> [TO DO] All of the entries must be reproduced exactly, with no images carried over.

> [MATERIAL SUPPLIED]
-- BEGIN --

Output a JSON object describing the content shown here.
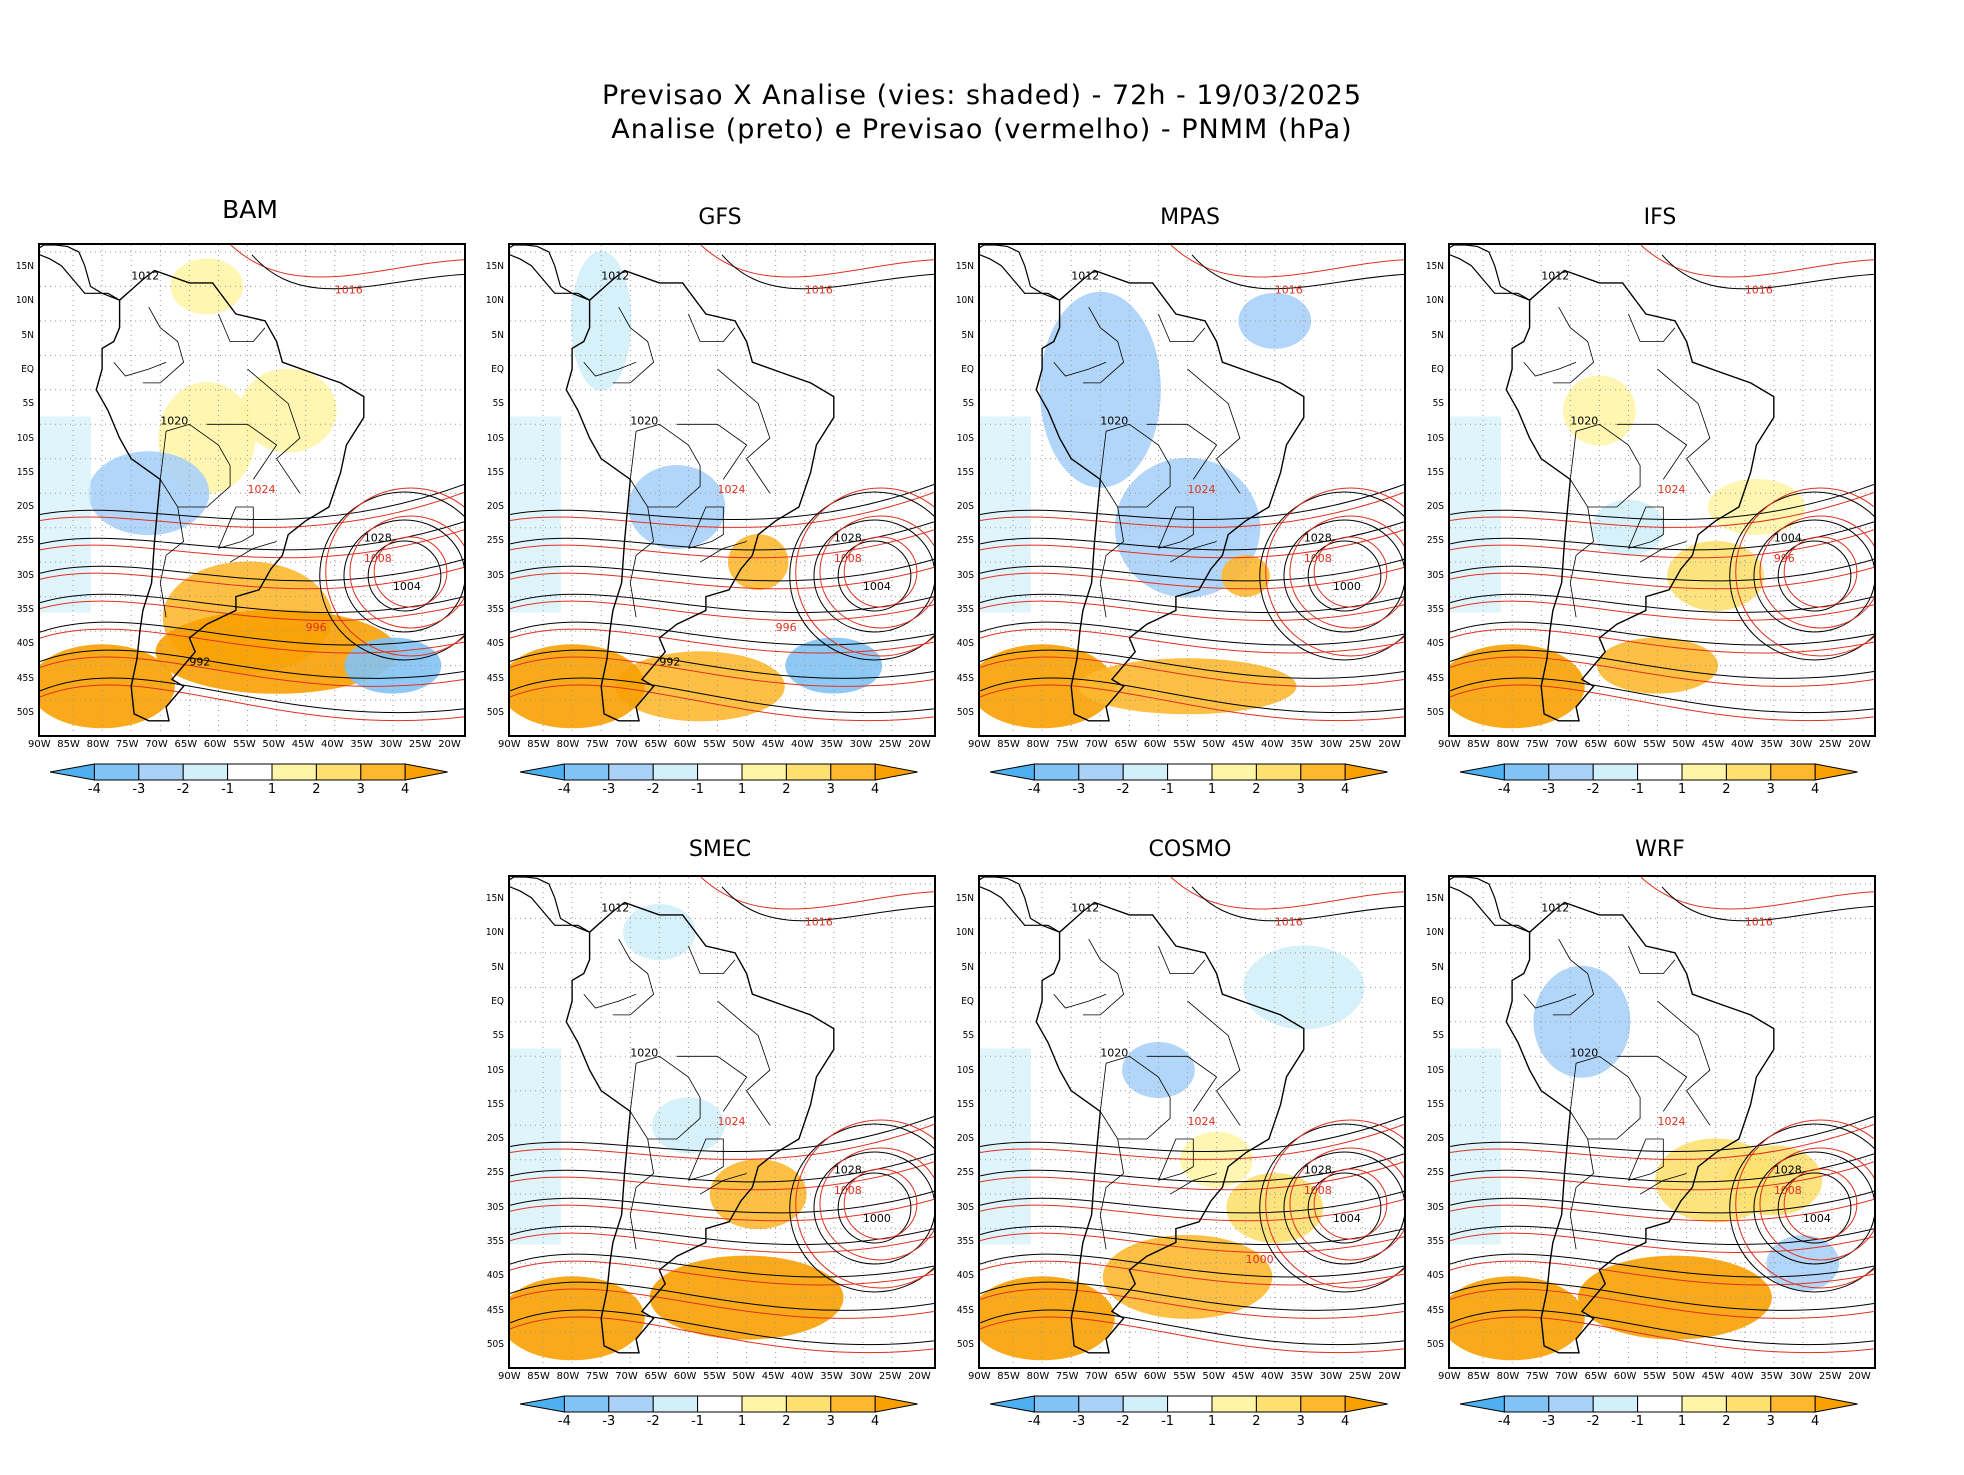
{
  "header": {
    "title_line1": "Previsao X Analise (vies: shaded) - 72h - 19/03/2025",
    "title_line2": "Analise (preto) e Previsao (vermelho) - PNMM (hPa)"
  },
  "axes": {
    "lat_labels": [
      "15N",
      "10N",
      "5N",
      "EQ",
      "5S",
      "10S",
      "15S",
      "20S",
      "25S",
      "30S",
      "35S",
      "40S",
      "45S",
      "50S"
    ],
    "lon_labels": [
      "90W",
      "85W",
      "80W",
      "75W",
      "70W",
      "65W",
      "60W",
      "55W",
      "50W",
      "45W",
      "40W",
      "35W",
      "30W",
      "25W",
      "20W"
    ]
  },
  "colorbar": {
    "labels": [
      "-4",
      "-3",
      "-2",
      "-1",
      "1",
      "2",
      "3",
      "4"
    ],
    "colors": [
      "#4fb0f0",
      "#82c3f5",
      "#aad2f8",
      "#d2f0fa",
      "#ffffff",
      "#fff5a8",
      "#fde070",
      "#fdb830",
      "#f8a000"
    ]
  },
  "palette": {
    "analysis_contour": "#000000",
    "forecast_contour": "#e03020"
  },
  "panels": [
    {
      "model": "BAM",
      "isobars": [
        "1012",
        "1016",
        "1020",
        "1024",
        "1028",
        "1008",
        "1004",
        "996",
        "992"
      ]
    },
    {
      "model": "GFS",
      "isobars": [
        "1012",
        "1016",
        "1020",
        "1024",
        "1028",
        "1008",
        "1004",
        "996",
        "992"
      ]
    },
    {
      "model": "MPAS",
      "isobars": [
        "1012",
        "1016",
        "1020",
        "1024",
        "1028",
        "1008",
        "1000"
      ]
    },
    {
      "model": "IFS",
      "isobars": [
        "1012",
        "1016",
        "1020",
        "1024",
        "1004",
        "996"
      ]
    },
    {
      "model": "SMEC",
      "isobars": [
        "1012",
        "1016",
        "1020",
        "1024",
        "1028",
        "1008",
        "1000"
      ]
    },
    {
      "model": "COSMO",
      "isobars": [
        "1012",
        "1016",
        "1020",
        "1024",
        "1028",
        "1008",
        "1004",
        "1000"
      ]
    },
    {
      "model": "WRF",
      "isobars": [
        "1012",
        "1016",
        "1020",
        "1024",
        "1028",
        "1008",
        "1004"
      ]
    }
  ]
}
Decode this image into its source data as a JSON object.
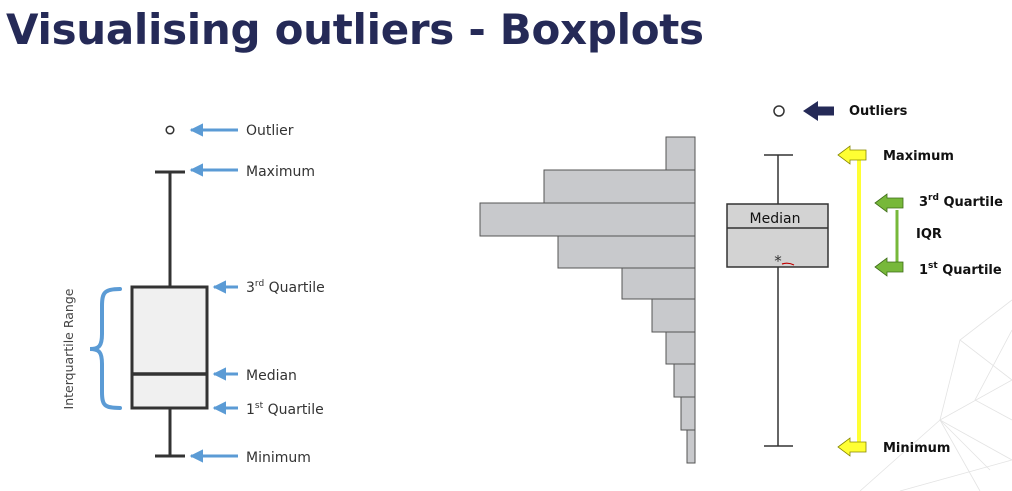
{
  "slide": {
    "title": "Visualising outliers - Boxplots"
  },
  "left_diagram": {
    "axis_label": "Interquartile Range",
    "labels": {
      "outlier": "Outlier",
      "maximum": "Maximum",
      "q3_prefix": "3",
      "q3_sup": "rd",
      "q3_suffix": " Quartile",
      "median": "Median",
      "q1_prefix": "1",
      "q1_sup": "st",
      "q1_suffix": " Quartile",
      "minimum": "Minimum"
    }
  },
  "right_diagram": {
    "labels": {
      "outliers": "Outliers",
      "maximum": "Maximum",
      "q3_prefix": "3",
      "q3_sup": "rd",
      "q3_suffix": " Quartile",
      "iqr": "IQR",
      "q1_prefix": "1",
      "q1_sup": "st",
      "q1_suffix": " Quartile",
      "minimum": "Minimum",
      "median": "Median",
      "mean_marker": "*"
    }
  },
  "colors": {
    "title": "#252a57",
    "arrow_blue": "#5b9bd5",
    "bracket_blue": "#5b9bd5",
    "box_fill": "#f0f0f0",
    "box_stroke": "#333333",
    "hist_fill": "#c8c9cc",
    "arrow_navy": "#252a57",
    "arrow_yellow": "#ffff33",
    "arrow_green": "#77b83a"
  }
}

-- END --

> [TASK RESPONSE]
Output a JSON object describing the content shown here.
{
  "header": {
    "title_line1": "Previsao X Analise (vies: shaded) - 72h - 19/03/2025",
    "title_line2": "Analise (preto) e Previsao (vermelho) - PNMM (hPa)"
  },
  "axes": {
    "lat_labels": [
      "15N",
      "10N",
      "5N",
      "EQ",
      "5S",
      "10S",
      "15S",
      "20S",
      "25S",
      "30S",
      "35S",
      "40S",
      "45S",
      "50S"
    ],
    "lon_labels": [
      "90W",
      "85W",
      "80W",
      "75W",
      "70W",
      "65W",
      "60W",
      "55W",
      "50W",
      "45W",
      "40W",
      "35W",
      "30W",
      "25W",
      "20W"
    ]
  },
  "colorbar": {
    "labels": [
      "-4",
      "-3",
      "-2",
      "-1",
      "1",
      "2",
      "3",
      "4"
    ],
    "colors": [
      "#4fb0f0",
      "#82c3f5",
      "#aad2f8",
      "#d2f0fa",
      "#ffffff",
      "#fff5a8",
      "#fde070",
      "#fdb830",
      "#f8a000"
    ]
  },
  "palette": {
    "analysis_contour": "#000000",
    "forecast_contour": "#e03020"
  },
  "panels": [
    {
      "model": "BAM",
      "isobars": [
        "1012",
        "1016",
        "1020",
        "1024",
        "1028",
        "1008",
        "1004",
        "996",
        "992"
      ]
    },
    {
      "model": "GFS",
      "isobars": [
        "1012",
        "1016",
        "1020",
        "1024",
        "1028",
        "1008",
        "1004",
        "996",
        "992"
      ]
    },
    {
      "model": "MPAS",
      "isobars": [
        "1012",
        "1016",
        "1020",
        "1024",
        "1028",
        "1008",
        "1000"
      ]
    },
    {
      "model": "IFS",
      "isobars": [
        "1012",
        "1016",
        "1020",
        "1024",
        "1004",
        "996"
      ]
    },
    {
      "model": "SMEC",
      "isobars": [
        "1012",
        "1016",
        "1020",
        "1024",
        "1028",
        "1008",
        "1000"
      ]
    },
    {
      "model": "COSMO",
      "isobars": [
        "1012",
        "1016",
        "1020",
        "1024",
        "1028",
        "1008",
        "1004",
        "1000"
      ]
    },
    {
      "model": "WRF",
      "isobars": [
        "1012",
        "1016",
        "1020",
        "1024",
        "1028",
        "1008",
        "1004"
      ]
    }
  ]
}
Decode this image into its source data as a JSON object.
{
  "slide": {
    "title": "Visualising outliers - Boxplots"
  },
  "left_diagram": {
    "axis_label": "Interquartile Range",
    "labels": {
      "outlier": "Outlier",
      "maximum": "Maximum",
      "q3_prefix": "3",
      "q3_sup": "rd",
      "q3_suffix": " Quartile",
      "median": "Median",
      "q1_prefix": "1",
      "q1_sup": "st",
      "q1_suffix": " Quartile",
      "minimum": "Minimum"
    }
  },
  "right_diagram": {
    "labels": {
      "outliers": "Outliers",
      "maximum": "Maximum",
      "q3_prefix": "3",
      "q3_sup": "rd",
      "q3_suffix": " Quartile",
      "iqr": "IQR",
      "q1_prefix": "1",
      "q1_sup": "st",
      "q1_suffix": " Quartile",
      "minimum": "Minimum",
      "median": "Median",
      "mean_marker": "*"
    }
  },
  "colors": {
    "title": "#252a57",
    "arrow_blue": "#5b9bd5",
    "bracket_blue": "#5b9bd5",
    "box_fill": "#f0f0f0",
    "box_stroke": "#333333",
    "hist_fill": "#c8c9cc",
    "arrow_navy": "#252a57",
    "arrow_yellow": "#ffff33",
    "arrow_green": "#77b83a"
  }
}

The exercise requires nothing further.